§ **Task to complete**: Pick out each line containing the string "пальчик" and copy it.
= = =
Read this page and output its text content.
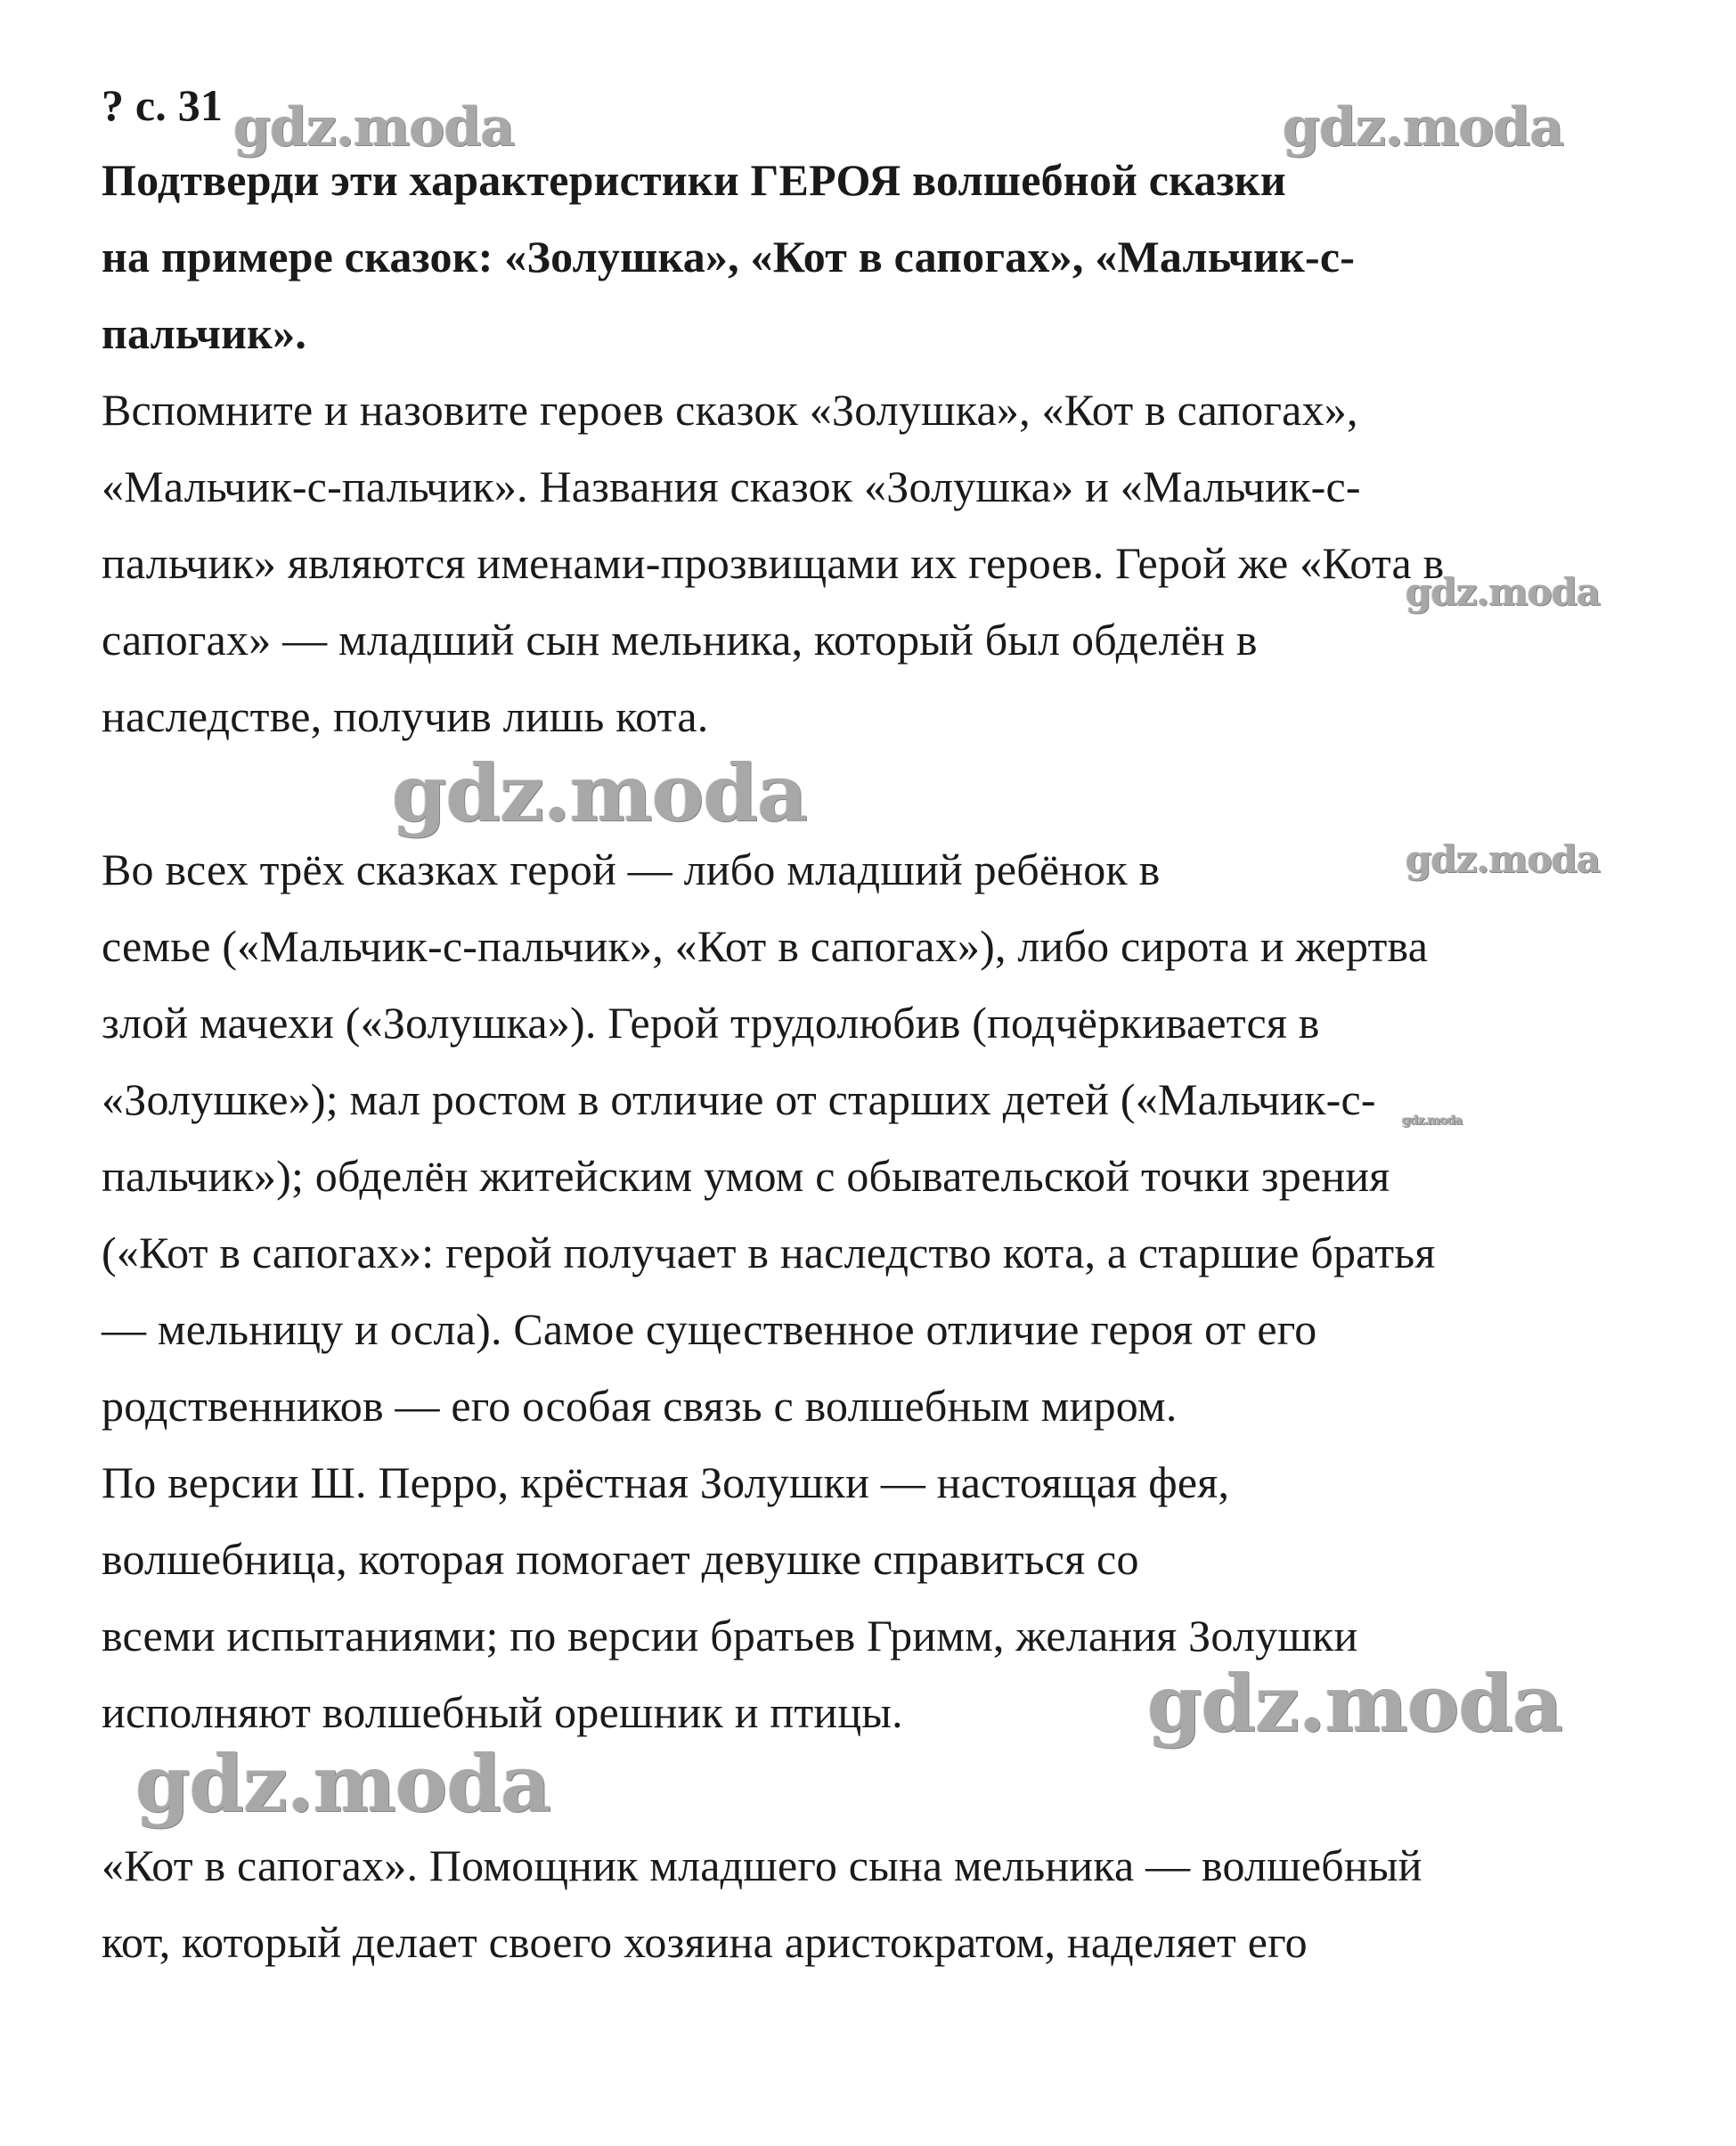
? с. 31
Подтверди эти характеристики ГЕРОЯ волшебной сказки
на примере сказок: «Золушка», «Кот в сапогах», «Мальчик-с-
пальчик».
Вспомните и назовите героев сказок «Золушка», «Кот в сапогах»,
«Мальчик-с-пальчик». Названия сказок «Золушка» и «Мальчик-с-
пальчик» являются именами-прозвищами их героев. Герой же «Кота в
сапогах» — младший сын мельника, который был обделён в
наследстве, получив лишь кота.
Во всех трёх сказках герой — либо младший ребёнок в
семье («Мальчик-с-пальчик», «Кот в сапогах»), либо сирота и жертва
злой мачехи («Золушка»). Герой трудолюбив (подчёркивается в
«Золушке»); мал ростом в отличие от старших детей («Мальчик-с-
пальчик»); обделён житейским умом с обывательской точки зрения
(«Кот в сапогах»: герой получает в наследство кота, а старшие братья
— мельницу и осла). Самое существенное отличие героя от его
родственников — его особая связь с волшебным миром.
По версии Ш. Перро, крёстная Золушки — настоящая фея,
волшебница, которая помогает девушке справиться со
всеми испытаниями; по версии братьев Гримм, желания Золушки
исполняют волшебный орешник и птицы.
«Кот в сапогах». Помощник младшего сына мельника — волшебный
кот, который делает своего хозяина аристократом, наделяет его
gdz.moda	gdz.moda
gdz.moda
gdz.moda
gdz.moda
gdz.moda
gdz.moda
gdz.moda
= = =
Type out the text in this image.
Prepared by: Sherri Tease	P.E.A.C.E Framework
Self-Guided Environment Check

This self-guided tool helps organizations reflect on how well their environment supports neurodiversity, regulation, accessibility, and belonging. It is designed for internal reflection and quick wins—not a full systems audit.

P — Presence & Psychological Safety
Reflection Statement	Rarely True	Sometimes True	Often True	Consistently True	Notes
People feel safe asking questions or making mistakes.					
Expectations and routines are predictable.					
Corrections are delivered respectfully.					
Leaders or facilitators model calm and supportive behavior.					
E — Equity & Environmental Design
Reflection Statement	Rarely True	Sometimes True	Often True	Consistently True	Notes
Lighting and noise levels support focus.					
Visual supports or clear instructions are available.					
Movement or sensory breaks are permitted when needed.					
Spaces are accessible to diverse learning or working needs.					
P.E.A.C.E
= = =
§ **Response**:
пальчик».
«Мальчик-с-пальчик». Названия сказок «Золушка» и «Мальчик-с-
пальчик» являются именами-прозвищами их героев. Герой же «Кота в
семье («Мальчик-с-пальчик», «Кот в сапогах»), либо сирота и жертва
пальчик»); обделён житейским умом с обывательской точки зрения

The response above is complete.